-------- TASK INPUTS
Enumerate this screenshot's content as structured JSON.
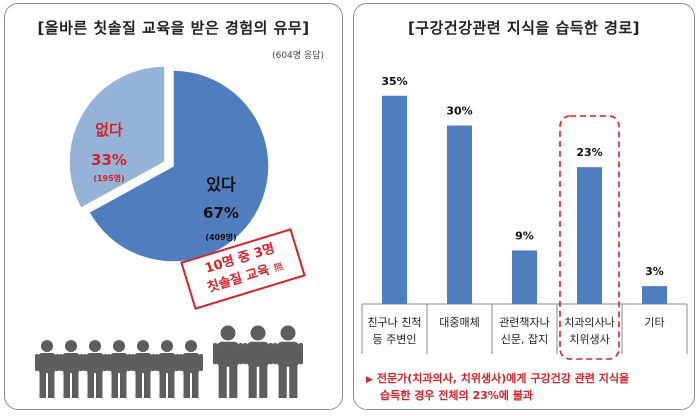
{
  "left_panel": {
    "title": "[올바른 칫솔질 교육을 받은 경험의 유무]",
    "respondents": "(604명 응답)",
    "stamp_line1": "10명 중 3명",
    "stamp_line2": "칫솔질 교육",
    "stamp_mark": "無"
  },
  "right_panel": {
    "title": "[구강건강관련 지식을 습득한 경로]",
    "note_line1": "전문가(치과의사, 치위생사)에게 구강건강 관련 지식을",
    "note_line2": "습득한 경우 전체의 23%에 불과"
  },
  "colors": {
    "pie_main": "#4f7dbe",
    "pie_light": "#95b3d7",
    "bar": "#4f7dbe",
    "accent_red": "#d2232a",
    "people_gray": "#5d5d5d"
  },
  "chart_data": [
    {
      "type": "pie",
      "slices": [
        {
          "label": "있다",
          "percent": "67%",
          "count": "(409명)",
          "value": 67
        },
        {
          "label": "없다",
          "percent": "33%",
          "count": "(195명)",
          "value": 33
        }
      ],
      "pictogram": {
        "total": 10,
        "highlighted": 3
      }
    },
    {
      "type": "bar",
      "categories": [
        [
          "친구나 친척",
          "등 주변인"
        ],
        [
          "대중매체"
        ],
        [
          "관련책자나",
          "신문, 잡지"
        ],
        [
          "치과의사나",
          "치위생사"
        ],
        [
          "기타"
        ]
      ],
      "values": [
        35,
        30,
        9,
        23,
        3
      ],
      "value_labels": [
        "35%",
        "30%",
        "9%",
        "23%",
        "3%"
      ],
      "highlighted_category": 3,
      "ylim": [
        0,
        40
      ],
      "grid": false
    }
  ]
}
----------------
YOUR INSTRUCTIONS =>
Repeat the material above verbatim. Leave the pictures behind.

EXERCISE RESULT =>
Enumerate this screenshot's content as structured JSON.
{
  "left_panel": {
    "title": "[올바른 칫솔질 교육을 받은 경험의 유무]",
    "respondents": "(604명 응답)",
    "stamp_line1": "10명 중 3명",
    "stamp_line2": "칫솔질 교육",
    "stamp_mark": "無"
  },
  "right_panel": {
    "title": "[구강건강관련 지식을 습득한 경로]",
    "note_line1": "전문가(치과의사, 치위생사)에게 구강건강 관련 지식을",
    "note_line2": "습득한 경우 전체의 23%에 불과"
  },
  "colors": {
    "pie_main": "#4f7dbe",
    "pie_light": "#95b3d7",
    "bar": "#4f7dbe",
    "accent_red": "#d2232a",
    "people_gray": "#5d5d5d"
  },
  "chart_data": [
    {
      "type": "pie",
      "slices": [
        {
          "label": "있다",
          "percent": "67%",
          "count": "(409명)",
          "value": 67
        },
        {
          "label": "없다",
          "percent": "33%",
          "count": "(195명)",
          "value": 33
        }
      ],
      "pictogram": {
        "total": 10,
        "highlighted": 3
      }
    },
    {
      "type": "bar",
      "categories": [
        [
          "친구나 친척",
          "등 주변인"
        ],
        [
          "대중매체"
        ],
        [
          "관련책자나",
          "신문, 잡지"
        ],
        [
          "치과의사나",
          "치위생사"
        ],
        [
          "기타"
        ]
      ],
      "values": [
        35,
        30,
        9,
        23,
        3
      ],
      "value_labels": [
        "35%",
        "30%",
        "9%",
        "23%",
        "3%"
      ],
      "highlighted_category": 3,
      "ylim": [
        0,
        40
      ],
      "grid": false
    }
  ]
}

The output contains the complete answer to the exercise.